→ **DATASET RECORDS**

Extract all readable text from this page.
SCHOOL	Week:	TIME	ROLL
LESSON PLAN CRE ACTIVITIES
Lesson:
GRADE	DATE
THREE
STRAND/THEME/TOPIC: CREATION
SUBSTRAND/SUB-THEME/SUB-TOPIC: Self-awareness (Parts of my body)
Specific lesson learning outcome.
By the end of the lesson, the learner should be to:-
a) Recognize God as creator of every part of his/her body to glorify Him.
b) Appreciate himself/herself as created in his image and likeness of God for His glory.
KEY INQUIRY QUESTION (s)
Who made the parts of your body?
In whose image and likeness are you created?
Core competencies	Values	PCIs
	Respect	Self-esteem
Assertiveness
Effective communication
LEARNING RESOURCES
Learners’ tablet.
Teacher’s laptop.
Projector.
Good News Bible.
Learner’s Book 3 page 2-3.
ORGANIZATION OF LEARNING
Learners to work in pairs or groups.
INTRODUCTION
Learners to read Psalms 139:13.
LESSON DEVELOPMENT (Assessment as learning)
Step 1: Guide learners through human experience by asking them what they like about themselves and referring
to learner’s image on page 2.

→ **TASK TO CARRY OUT**
Restate the data above word for word, please.

→ **EXPECTED ANSWER**
Extract all readable text from this page.
SCHOOL	Week:	TIME	ROLL
LESSON PLAN CRE ACTIVITIES
Lesson:
GRADE	DATE
THREE
STRAND/THEME/TOPIC: CREATION
SUBSTRAND/SUB-THEME/SUB-TOPIC: Self-awareness (Parts of my body)
Specific lesson learning outcome.
By the end of the lesson, the learner should be to:-
a) Recognize God as creator of every part of his/her body to glorify Him.
b) Appreciate himself/herself as created in his image and likeness of God for His glory.
KEY INQUIRY QUESTION (s)
Who made the parts of your body?
In whose image and likeness are you created?
Core competencies	Values	PCIs
	Respect	Self-esteem
Assertiveness
Effective communication
LEARNING RESOURCES
Learners’ tablet.
Teacher’s laptop.
Projector.
Good News Bible.
Learner’s Book 3 page 2-3.
ORGANIZATION OF LEARNING
Learners to work in pairs or groups.
INTRODUCTION
Learners to read Psalms 139:13.
LESSON DEVELOPMENT (Assessment as learning)
Step 1: Guide learners through human experience by asking them what they like about themselves and referring
to learner’s image on page 2.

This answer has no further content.